> [GIVEN EXERCISE 1]
Rewrite the discussion of the Bean Road murders, covering everything from "Sounds a lot" down to "or asylum time.", and replace "streetcar" with "trolley".
> [GIVEN EXERCISE 2]
Carry on the discussion of the Bean Road murders from the point where it ends.

> [DOCUMENT EXCERPT]

━━━

Sounds a lot like the unsolved streetcar serial killer m.o. in Cincinnati 1904-10. A pretty big time lapse but he also took a break between late 1904 and late 1909 possibility due to jail or asylum time.
 
There is a confused matter concerning the black satchel. According to author Bellamy, the satchel belonged to Louise; according to Shafer, it belonged to Mabel. If it was Louise's, then the embezzlement angle becomes moot. In some newspaper accounts, it is merely referred to as "a" bag or satchel, with no reference to whom it may have belonged.
 
A couple of questions. Was the path or area where the women were found very well traveled? Were there more than more footprints other than the high heel ones found near the bodies? How could no one heard or seen anything? Because to me there seems to be a coverup somewhere in that town
 
A couple of questions. Was the path or area where the women were found very well traveled? Were there more than more footprints other than the high heel ones found near the bodies? How could no one heard or seen anything? Because to me there seems to be a coverup somewhere in that town


Bean Road was a sort of back country road, rutted, uneven and spooky. It was sparsely populated by a few scattered farms and none were close by the murder scene. Forest surrounded both sides of the road; it doesn't appear to have been well traveled and no one would have heard any screams due to it's isolation. As far as I can determine, the high heeled shoe prints were the only ones found but the rain could've washed away the flatter heel prints of a man's shoe I suppose.

━━━

> [DATA LINES]
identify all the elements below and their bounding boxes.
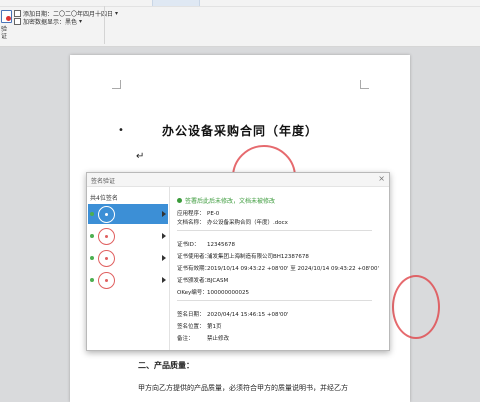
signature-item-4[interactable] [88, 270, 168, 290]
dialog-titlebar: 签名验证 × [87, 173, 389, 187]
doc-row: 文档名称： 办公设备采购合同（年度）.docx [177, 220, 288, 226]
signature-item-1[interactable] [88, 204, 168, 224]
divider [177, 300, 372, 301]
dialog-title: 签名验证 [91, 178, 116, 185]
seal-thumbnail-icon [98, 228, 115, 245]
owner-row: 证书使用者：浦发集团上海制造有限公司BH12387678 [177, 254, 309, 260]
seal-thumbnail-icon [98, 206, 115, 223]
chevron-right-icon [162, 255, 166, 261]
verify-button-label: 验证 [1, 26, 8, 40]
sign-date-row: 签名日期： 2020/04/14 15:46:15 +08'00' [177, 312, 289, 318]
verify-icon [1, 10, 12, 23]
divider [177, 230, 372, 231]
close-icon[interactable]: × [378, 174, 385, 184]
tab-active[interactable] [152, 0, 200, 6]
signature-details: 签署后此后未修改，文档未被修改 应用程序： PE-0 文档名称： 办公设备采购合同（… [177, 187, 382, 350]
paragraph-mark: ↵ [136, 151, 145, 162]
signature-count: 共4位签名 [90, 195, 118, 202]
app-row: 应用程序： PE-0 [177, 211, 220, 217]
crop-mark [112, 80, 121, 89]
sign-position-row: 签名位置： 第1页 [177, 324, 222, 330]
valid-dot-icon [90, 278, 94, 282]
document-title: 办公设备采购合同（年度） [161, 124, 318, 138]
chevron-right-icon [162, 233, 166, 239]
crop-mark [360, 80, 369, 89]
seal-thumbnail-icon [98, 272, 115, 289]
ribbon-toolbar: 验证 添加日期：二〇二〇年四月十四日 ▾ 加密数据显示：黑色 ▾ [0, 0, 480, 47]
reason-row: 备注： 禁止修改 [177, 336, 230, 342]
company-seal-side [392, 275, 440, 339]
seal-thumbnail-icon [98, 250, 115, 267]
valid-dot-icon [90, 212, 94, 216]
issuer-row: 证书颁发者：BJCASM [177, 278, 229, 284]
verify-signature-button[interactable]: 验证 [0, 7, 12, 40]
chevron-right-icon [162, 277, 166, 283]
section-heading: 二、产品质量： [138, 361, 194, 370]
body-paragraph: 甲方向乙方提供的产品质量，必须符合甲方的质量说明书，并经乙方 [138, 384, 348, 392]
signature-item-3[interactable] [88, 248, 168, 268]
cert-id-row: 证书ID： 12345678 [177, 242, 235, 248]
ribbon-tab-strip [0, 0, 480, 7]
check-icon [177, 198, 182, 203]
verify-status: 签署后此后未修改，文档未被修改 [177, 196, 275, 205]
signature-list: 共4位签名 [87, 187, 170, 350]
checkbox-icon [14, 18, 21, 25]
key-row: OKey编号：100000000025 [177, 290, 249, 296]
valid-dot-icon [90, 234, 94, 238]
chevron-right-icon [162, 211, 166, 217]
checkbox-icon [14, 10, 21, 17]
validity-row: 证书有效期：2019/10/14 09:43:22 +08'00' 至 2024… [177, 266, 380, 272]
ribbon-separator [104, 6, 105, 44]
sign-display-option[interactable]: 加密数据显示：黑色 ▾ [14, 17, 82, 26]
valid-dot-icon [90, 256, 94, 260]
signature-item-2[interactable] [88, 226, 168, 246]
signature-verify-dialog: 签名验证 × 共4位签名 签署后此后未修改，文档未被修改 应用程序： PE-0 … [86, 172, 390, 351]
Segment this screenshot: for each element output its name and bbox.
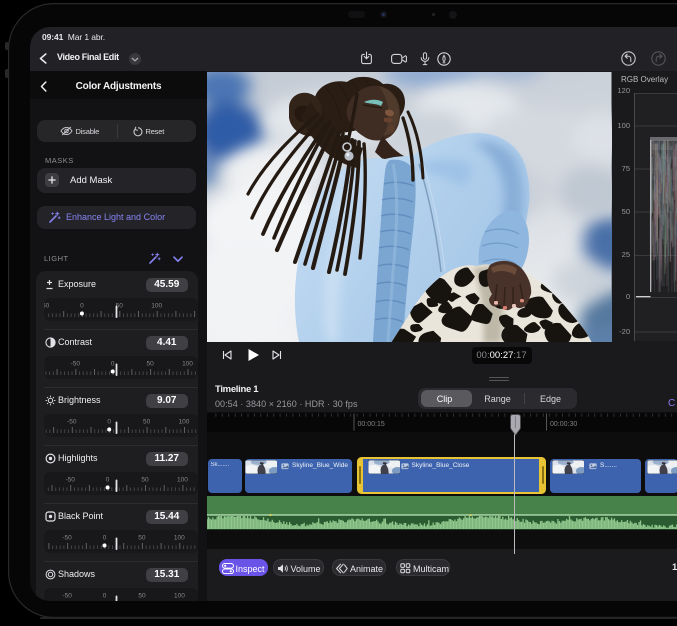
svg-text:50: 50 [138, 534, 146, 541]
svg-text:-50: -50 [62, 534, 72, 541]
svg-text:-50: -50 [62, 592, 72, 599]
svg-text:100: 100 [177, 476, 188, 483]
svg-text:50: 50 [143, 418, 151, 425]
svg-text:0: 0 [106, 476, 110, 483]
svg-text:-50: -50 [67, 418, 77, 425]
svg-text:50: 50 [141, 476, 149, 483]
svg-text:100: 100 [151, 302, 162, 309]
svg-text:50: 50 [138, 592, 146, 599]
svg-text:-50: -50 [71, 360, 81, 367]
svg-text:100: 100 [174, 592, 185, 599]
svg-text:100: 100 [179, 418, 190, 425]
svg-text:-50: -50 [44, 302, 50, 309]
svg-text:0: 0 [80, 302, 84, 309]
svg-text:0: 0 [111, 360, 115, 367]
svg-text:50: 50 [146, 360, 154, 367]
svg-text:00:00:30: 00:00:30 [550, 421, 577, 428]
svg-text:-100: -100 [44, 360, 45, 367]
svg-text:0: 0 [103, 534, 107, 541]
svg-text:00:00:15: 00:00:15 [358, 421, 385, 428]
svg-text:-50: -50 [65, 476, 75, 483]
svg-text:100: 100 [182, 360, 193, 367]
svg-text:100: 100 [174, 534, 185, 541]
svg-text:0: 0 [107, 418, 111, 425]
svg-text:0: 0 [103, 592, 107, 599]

━━━

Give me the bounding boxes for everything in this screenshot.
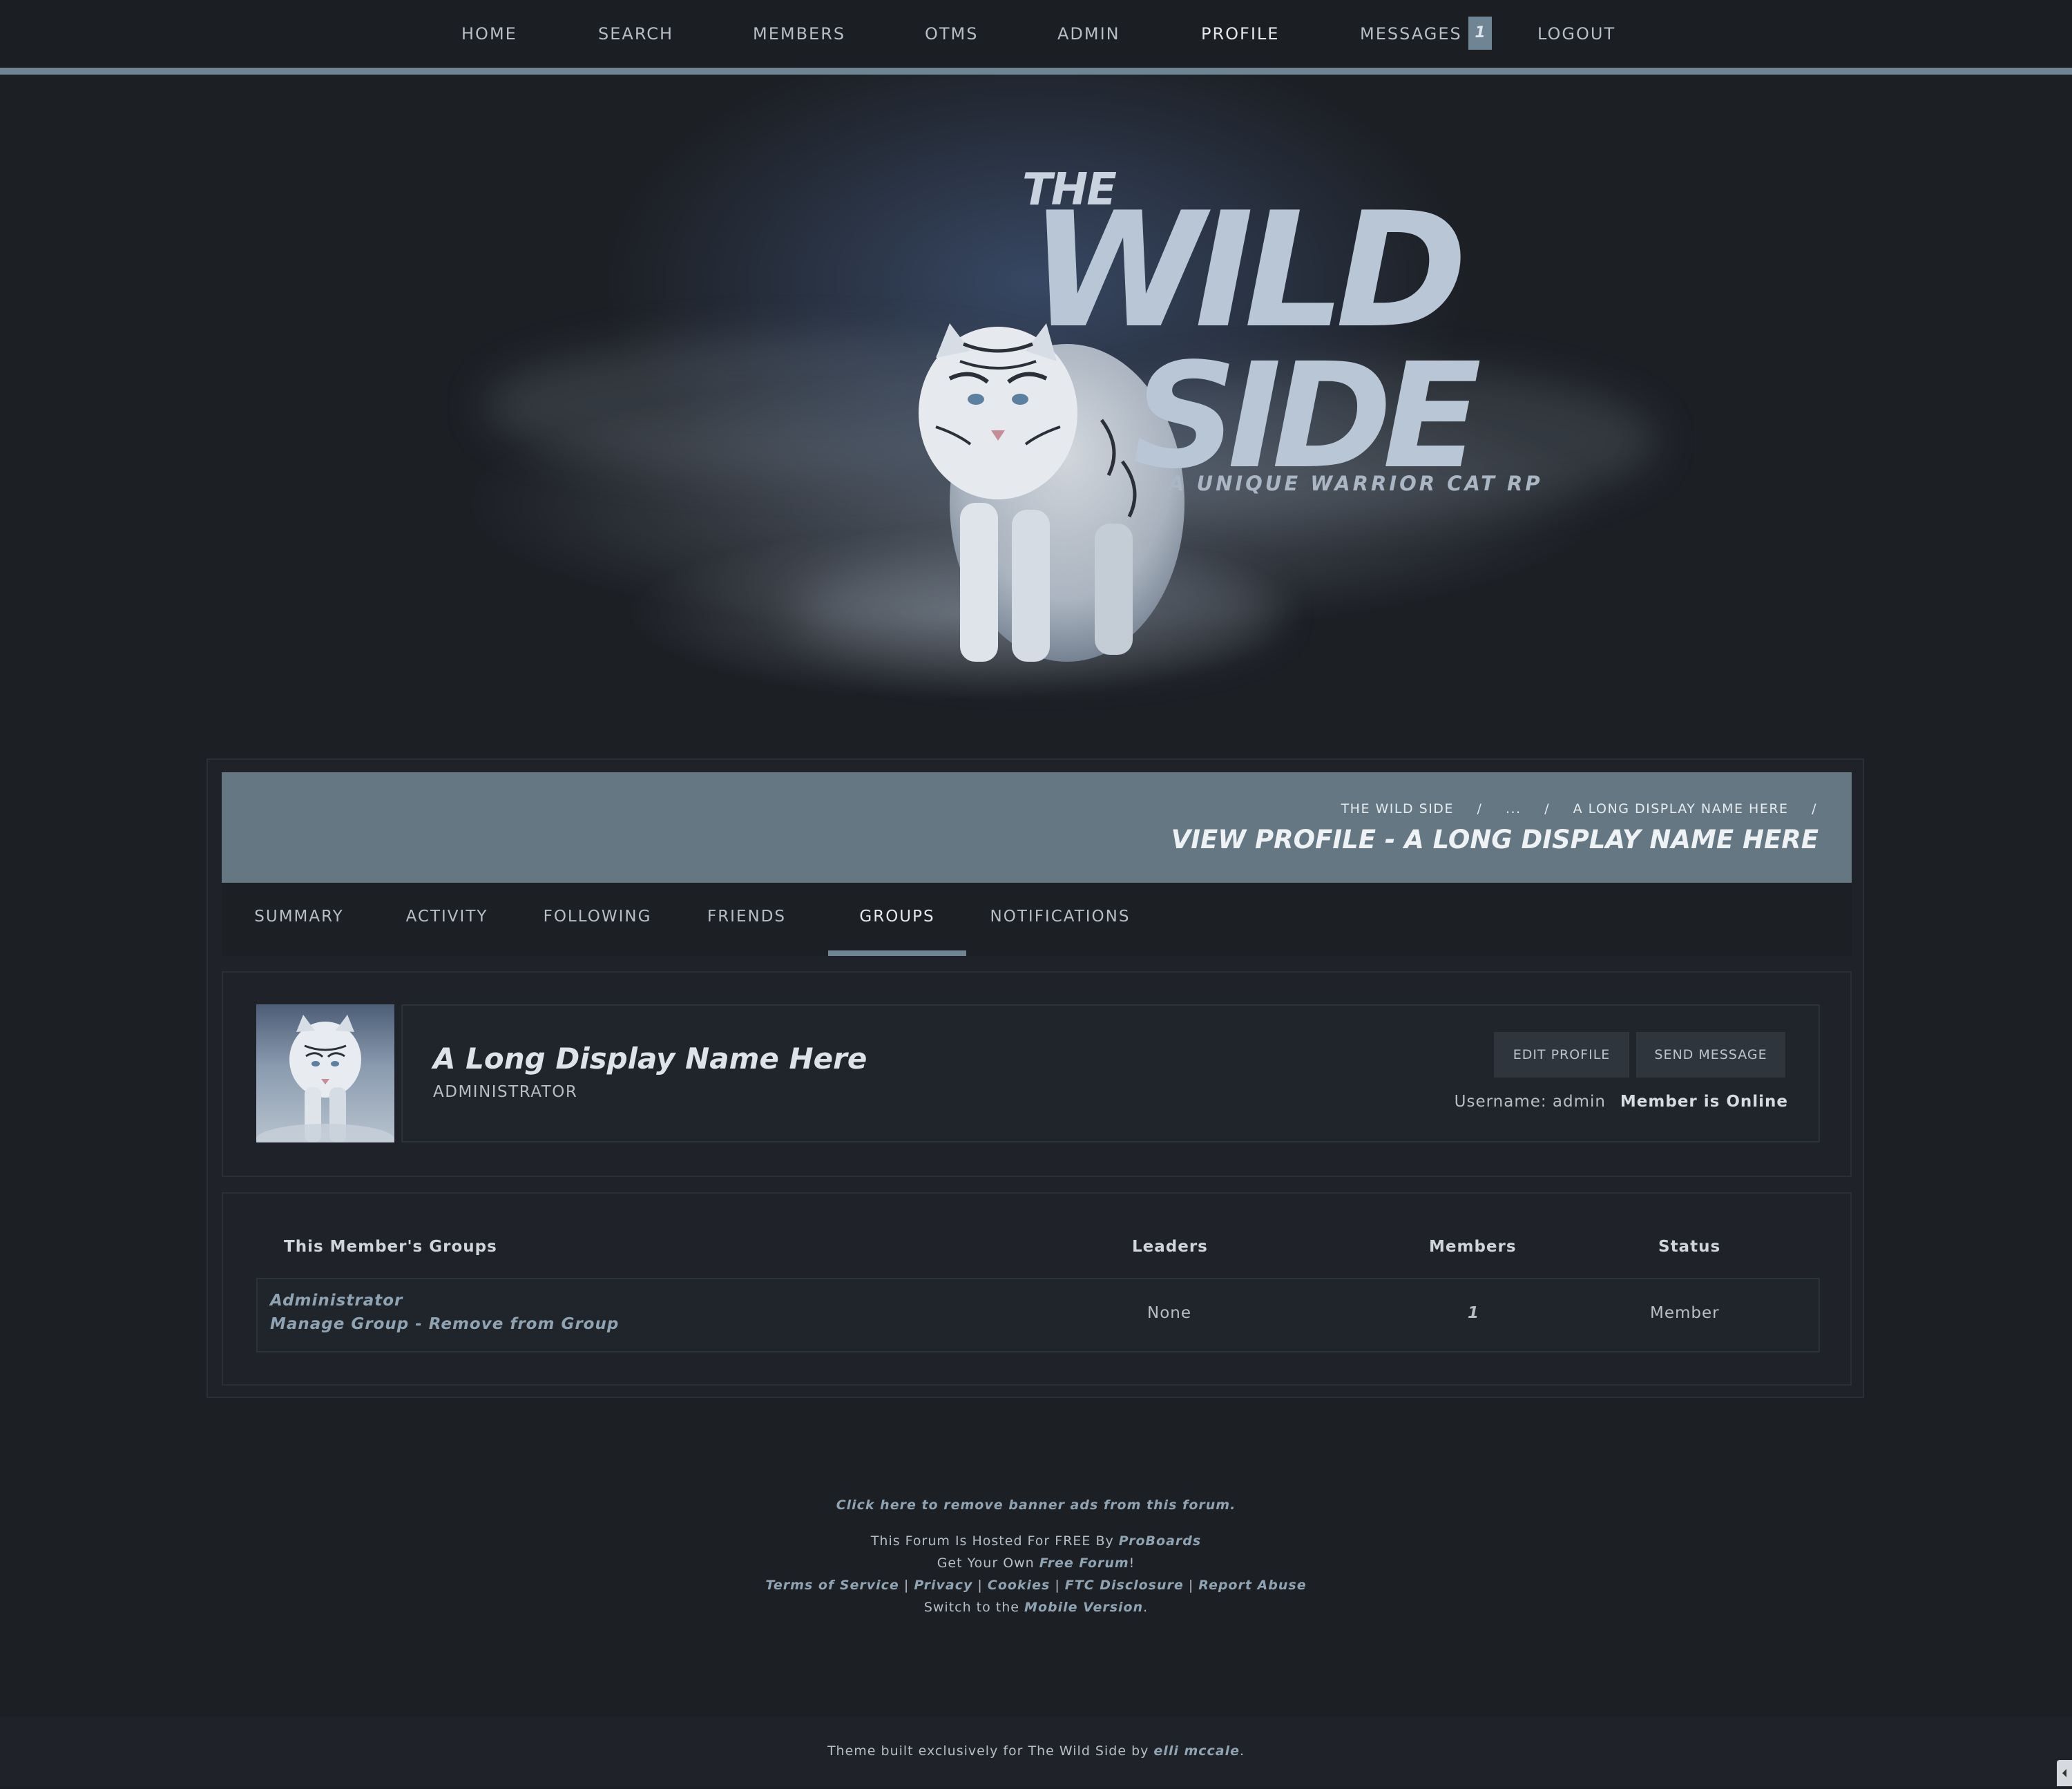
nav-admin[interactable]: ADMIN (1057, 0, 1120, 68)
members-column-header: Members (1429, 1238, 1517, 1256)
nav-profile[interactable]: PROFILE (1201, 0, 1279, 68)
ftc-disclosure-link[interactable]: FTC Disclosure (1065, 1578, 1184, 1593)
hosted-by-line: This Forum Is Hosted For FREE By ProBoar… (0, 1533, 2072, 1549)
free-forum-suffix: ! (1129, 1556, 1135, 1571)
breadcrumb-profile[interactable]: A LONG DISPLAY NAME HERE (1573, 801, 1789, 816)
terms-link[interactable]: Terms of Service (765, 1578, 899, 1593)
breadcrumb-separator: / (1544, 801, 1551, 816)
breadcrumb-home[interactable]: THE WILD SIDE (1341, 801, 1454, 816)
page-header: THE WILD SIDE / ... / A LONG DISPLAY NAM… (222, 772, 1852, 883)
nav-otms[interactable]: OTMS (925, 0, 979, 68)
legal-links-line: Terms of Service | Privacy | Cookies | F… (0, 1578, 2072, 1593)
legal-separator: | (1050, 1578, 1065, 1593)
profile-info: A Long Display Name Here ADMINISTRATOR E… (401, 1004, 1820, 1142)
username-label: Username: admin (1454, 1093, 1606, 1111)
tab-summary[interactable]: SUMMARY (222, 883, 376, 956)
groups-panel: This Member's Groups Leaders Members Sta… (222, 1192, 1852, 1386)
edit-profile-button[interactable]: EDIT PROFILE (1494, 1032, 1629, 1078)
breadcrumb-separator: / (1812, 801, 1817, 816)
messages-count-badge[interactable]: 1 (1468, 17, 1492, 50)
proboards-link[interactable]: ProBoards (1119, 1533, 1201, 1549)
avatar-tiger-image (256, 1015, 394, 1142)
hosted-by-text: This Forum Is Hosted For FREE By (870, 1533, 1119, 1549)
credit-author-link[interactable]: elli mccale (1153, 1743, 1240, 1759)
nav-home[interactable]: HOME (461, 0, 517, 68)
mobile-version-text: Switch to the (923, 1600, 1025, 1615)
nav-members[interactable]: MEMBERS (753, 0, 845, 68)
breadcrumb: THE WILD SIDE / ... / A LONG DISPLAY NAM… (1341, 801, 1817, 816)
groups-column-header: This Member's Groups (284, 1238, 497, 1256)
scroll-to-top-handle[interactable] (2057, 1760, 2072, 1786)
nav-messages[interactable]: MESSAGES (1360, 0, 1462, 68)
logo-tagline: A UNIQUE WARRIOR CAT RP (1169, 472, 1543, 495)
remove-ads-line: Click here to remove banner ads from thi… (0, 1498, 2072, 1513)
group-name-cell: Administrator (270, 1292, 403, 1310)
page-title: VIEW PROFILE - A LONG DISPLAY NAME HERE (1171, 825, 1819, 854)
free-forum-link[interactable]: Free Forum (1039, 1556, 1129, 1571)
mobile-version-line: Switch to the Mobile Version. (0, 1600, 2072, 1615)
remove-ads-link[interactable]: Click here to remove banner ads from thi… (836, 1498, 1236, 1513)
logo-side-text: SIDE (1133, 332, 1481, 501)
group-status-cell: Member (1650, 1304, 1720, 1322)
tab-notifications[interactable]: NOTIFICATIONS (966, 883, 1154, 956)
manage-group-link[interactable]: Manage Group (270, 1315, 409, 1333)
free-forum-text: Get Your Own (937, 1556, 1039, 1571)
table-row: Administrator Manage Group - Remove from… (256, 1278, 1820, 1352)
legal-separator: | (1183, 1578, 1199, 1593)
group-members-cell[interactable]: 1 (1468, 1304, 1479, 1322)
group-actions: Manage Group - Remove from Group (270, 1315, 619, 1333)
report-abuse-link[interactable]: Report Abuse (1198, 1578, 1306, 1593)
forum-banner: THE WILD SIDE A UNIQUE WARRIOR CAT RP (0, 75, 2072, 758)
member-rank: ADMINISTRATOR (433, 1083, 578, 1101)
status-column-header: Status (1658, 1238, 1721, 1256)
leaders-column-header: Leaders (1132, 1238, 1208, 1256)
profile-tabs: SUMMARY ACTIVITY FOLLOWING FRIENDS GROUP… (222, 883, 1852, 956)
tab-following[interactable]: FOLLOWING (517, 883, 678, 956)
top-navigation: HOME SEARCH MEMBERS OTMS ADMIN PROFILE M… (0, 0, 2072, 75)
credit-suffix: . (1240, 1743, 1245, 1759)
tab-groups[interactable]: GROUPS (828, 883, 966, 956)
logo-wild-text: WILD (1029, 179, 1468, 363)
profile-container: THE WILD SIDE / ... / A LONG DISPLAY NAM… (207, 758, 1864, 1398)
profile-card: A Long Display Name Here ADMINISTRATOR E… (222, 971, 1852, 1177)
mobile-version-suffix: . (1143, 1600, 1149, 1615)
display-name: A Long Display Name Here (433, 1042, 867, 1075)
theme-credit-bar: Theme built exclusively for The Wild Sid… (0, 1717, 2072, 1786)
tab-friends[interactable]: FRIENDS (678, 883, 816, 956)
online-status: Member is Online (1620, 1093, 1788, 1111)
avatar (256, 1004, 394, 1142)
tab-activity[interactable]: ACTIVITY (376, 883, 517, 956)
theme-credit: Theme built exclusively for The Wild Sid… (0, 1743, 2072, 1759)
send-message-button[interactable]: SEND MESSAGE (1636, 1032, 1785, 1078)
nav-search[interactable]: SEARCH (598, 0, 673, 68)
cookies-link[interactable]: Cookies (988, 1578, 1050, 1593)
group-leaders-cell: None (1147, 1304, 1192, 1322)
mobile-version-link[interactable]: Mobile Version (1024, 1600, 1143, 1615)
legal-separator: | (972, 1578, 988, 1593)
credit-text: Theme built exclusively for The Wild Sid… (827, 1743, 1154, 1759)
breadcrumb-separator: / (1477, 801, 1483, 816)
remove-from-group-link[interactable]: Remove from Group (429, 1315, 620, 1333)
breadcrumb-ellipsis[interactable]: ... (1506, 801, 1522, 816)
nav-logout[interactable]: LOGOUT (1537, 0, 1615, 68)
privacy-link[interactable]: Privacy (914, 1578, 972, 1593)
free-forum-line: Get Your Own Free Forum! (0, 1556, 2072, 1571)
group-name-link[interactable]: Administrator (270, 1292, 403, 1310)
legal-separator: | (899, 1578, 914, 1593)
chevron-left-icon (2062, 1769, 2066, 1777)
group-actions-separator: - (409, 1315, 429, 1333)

━━━

> [EXPECTED ANSWER 1]
Sounds a lot like the unsolved trolley serial killer m.o. in Cincinnati 1904-10. A pretty big time lapse but he also took a break between late 1904 and late 1909 possibility due to jail or asylum time.

> [EXPECTED ANSWER 2]
 
This is probably really off the wall, but from the little information I see, Possible Lesbian teaching the school children. Nightgown laying out - possibly as a message.

Has anyone considered the Ku Klux Klan? I have read some theories that the famous Hall/Mills (Preacher & The Choir Woman having an affair), murders may have been done by the Klan as a warning.

They were very active during the 20's and did have a history of making examples of people who were perceived as being morally corrupt.
 
That's a good possibility! I hadn't even thought about that. But it makes sense when you think of Hall-Mills; the tableau is quite similar.
 
Although I doubt this will lend anything to the case, here is a photo I stumbled upon yesterday while reading through my great-grandmother's scrapbook for the first time.

In in effort to learn more about my relative's friend, I googled Louise Wolf which led me to the Web Sleuth's pages.

Sorry for the instagram, the original photo is at my parents', I took the instagram before realizing there was still an active investigation.

http://instagram.com/p/TCDHqdISQ4/
 
(attached is the picture Cherie mentioned) . The picture is marked from April 1916 in Rocky River. My grandmother (Cherie's greatgrandmother) is at the far right- behind Louise and another woman. My grandmother was a school teacher in 1916, but was much younger than Louise. So this may have been a picture of school teachers. It is probably irelevant, or the murderer could be in the picture.........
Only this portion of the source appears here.